BRIEF: What follows is a listing; restate every line of it word for word.

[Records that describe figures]
______
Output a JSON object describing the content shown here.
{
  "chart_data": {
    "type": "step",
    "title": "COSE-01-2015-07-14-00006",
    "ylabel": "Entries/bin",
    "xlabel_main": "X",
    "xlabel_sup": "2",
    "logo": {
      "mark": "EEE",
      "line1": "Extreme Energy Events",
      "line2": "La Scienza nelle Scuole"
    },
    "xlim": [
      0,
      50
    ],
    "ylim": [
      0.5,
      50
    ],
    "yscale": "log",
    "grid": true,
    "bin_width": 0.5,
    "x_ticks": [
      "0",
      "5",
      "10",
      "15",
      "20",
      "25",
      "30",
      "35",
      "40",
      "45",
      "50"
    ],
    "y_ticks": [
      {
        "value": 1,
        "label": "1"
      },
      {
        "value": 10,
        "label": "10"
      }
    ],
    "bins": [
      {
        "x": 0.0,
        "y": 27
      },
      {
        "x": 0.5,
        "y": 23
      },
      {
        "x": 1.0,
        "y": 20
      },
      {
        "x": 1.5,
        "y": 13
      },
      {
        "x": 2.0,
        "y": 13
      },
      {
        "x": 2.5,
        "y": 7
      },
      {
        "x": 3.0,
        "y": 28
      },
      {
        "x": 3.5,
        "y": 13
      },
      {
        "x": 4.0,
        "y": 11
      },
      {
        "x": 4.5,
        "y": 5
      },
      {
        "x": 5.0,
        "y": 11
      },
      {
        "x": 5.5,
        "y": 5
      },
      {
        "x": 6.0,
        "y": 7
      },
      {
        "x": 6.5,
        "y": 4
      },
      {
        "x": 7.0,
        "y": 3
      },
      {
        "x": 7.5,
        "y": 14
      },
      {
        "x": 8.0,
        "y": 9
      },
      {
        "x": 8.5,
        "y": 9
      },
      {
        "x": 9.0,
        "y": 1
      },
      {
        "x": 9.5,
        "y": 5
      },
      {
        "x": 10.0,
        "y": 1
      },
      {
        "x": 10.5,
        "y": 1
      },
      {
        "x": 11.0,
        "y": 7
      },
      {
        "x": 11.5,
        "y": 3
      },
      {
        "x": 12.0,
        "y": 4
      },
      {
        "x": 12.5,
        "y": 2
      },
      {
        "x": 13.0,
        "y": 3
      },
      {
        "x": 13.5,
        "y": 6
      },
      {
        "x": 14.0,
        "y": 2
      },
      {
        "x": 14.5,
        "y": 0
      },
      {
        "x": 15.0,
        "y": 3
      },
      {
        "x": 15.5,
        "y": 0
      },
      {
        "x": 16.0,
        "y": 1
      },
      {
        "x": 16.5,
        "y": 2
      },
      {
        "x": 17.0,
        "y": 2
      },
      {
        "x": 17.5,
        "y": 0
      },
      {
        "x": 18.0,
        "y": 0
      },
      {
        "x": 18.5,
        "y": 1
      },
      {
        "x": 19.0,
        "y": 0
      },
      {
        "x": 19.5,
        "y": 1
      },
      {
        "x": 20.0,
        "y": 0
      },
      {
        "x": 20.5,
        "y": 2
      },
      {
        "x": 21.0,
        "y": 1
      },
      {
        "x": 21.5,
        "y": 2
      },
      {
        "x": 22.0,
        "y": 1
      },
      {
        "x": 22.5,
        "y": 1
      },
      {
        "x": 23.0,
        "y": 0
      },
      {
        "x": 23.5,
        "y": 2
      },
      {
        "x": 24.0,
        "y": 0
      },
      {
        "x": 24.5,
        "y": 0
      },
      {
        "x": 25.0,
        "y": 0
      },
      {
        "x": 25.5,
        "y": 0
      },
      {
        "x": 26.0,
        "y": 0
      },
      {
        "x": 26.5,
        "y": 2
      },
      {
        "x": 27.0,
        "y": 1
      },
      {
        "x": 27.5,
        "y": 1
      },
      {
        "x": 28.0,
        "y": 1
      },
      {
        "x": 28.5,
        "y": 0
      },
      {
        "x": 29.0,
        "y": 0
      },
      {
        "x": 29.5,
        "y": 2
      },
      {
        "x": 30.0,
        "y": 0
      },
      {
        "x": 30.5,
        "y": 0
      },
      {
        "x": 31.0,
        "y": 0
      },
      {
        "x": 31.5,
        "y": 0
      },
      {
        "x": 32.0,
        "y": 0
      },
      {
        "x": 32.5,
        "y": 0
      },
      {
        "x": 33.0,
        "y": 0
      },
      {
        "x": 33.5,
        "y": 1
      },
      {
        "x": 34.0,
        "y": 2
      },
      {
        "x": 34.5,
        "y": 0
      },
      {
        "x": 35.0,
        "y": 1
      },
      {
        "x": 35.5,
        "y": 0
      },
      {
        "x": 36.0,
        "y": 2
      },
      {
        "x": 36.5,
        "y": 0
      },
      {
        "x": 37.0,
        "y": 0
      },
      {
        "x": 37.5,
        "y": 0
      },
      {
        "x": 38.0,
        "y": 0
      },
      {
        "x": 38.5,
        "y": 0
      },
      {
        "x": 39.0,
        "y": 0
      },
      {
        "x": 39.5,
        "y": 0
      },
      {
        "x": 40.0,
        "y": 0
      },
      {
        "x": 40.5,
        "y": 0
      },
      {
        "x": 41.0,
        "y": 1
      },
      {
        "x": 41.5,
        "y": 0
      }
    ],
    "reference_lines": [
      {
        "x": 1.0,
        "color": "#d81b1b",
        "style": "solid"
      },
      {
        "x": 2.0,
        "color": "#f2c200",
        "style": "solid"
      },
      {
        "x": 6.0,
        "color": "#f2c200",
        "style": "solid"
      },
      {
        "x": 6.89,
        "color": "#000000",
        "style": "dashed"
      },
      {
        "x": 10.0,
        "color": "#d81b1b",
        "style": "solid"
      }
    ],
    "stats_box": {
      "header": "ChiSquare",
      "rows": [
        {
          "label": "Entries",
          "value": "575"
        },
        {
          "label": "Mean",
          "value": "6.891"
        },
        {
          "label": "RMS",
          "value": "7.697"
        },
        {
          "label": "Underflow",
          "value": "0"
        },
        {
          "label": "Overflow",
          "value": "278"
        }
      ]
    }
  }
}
______
ANSWER IN FULL:
Output a JSON object describing the content shown here.
{
  "chart_data": {
    "type": "step",
    "title": "COSE-01-2015-07-14-00006",
    "ylabel": "Entries/bin",
    "xlabel_main": "X",
    "xlabel_sup": "2",
    "logo": {
      "mark": "EEE",
      "line1": "Extreme Energy Events",
      "line2": "La Scienza nelle Scuole"
    },
    "xlim": [
      0,
      50
    ],
    "ylim": [
      0.5,
      50
    ],
    "yscale": "log",
    "grid": true,
    "bin_width": 0.5,
    "x_ticks": [
      "0",
      "5",
      "10",
      "15",
      "20",
      "25",
      "30",
      "35",
      "40",
      "45",
      "50"
    ],
    "y_ticks": [
      {
        "value": 1,
        "label": "1"
      },
      {
        "value": 10,
        "label": "10"
      }
    ],
    "bins": [
      {
        "x": 0.0,
        "y": 27
      },
      {
        "x": 0.5,
        "y": 23
      },
      {
        "x": 1.0,
        "y": 20
      },
      {
        "x": 1.5,
        "y": 13
      },
      {
        "x": 2.0,
        "y": 13
      },
      {
        "x": 2.5,
        "y": 7
      },
      {
        "x": 3.0,
        "y": 28
      },
      {
        "x": 3.5,
        "y": 13
      },
      {
        "x": 4.0,
        "y": 11
      },
      {
        "x": 4.5,
        "y": 5
      },
      {
        "x": 5.0,
        "y": 11
      },
      {
        "x": 5.5,
        "y": 5
      },
      {
        "x": 6.0,
        "y": 7
      },
      {
        "x": 6.5,
        "y": 4
      },
      {
        "x": 7.0,
        "y": 3
      },
      {
        "x": 7.5,
        "y": 14
      },
      {
        "x": 8.0,
        "y": 9
      },
      {
        "x": 8.5,
        "y": 9
      },
      {
        "x": 9.0,
        "y": 1
      },
      {
        "x": 9.5,
        "y": 5
      },
      {
        "x": 10.0,
        "y": 1
      },
      {
        "x": 10.5,
        "y": 1
      },
      {
        "x": 11.0,
        "y": 7
      },
      {
        "x": 11.5,
        "y": 3
      },
      {
        "x": 12.0,
        "y": 4
      },
      {
        "x": 12.5,
        "y": 2
      },
      {
        "x": 13.0,
        "y": 3
      },
      {
        "x": 13.5,
        "y": 6
      },
      {
        "x": 14.0,
        "y": 2
      },
      {
        "x": 14.5,
        "y": 0
      },
      {
        "x": 15.0,
        "y": 3
      },
      {
        "x": 15.5,
        "y": 0
      },
      {
        "x": 16.0,
        "y": 1
      },
      {
        "x": 16.5,
        "y": 2
      },
      {
        "x": 17.0,
        "y": 2
      },
      {
        "x": 17.5,
        "y": 0
      },
      {
        "x": 18.0,
        "y": 0
      },
      {
        "x": 18.5,
        "y": 1
      },
      {
        "x": 19.0,
        "y": 0
      },
      {
        "x": 19.5,
        "y": 1
      },
      {
        "x": 20.0,
        "y": 0
      },
      {
        "x": 20.5,
        "y": 2
      },
      {
        "x": 21.0,
        "y": 1
      },
      {
        "x": 21.5,
        "y": 2
      },
      {
        "x": 22.0,
        "y": 1
      },
      {
        "x": 22.5,
        "y": 1
      },
      {
        "x": 23.0,
        "y": 0
      },
      {
        "x": 23.5,
        "y": 2
      },
      {
        "x": 24.0,
        "y": 0
      },
      {
        "x": 24.5,
        "y": 0
      },
      {
        "x": 25.0,
        "y": 0
      },
      {
        "x": 25.5,
        "y": 0
      },
      {
        "x": 26.0,
        "y": 0
      },
      {
        "x": 26.5,
        "y": 2
      },
      {
        "x": 27.0,
        "y": 1
      },
      {
        "x": 27.5,
        "y": 1
      },
      {
        "x": 28.0,
        "y": 1
      },
      {
        "x": 28.5,
        "y": 0
      },
      {
        "x": 29.0,
        "y": 0
      },
      {
        "x": 29.5,
        "y": 2
      },
      {
        "x": 30.0,
        "y": 0
      },
      {
        "x": 30.5,
        "y": 0
      },
      {
        "x": 31.0,
        "y": 0
      },
      {
        "x": 31.5,
        "y": 0
      },
      {
        "x": 32.0,
        "y": 0
      },
      {
        "x": 32.5,
        "y": 0
      },
      {
        "x": 33.0,
        "y": 0
      },
      {
        "x": 33.5,
        "y": 1
      },
      {
        "x": 34.0,
        "y": 2
      },
      {
        "x": 34.5,
        "y": 0
      },
      {
        "x": 35.0,
        "y": 1
      },
      {
        "x": 35.5,
        "y": 0
      },
      {
        "x": 36.0,
        "y": 2
      },
      {
        "x": 36.5,
        "y": 0
      },
      {
        "x": 37.0,
        "y": 0
      },
      {
        "x": 37.5,
        "y": 0
      },
      {
        "x": 38.0,
        "y": 0
      },
      {
        "x": 38.5,
        "y": 0
      },
      {
        "x": 39.0,
        "y": 0
      },
      {
        "x": 39.5,
        "y": 0
      },
      {
        "x": 40.0,
        "y": 0
      },
      {
        "x": 40.5,
        "y": 0
      },
      {
        "x": 41.0,
        "y": 1
      },
      {
        "x": 41.5,
        "y": 0
      }
    ],
    "reference_lines": [
      {
        "x": 1.0,
        "color": "#d81b1b",
        "style": "solid"
      },
      {
        "x": 2.0,
        "color": "#f2c200",
        "style": "solid"
      },
      {
        "x": 6.0,
        "color": "#f2c200",
        "style": "solid"
      },
      {
        "x": 6.89,
        "color": "#000000",
        "style": "dashed"
      },
      {
        "x": 10.0,
        "color": "#d81b1b",
        "style": "solid"
      }
    ],
    "stats_box": {
      "header": "ChiSquare",
      "rows": [
        {
          "label": "Entries",
          "value": "575"
        },
        {
          "label": "Mean",
          "value": "6.891"
        },
        {
          "label": "RMS",
          "value": "7.697"
        },
        {
          "label": "Underflow",
          "value": "0"
        },
        {
          "label": "Overflow",
          "value": "278"
        }
      ]
    }
  }
}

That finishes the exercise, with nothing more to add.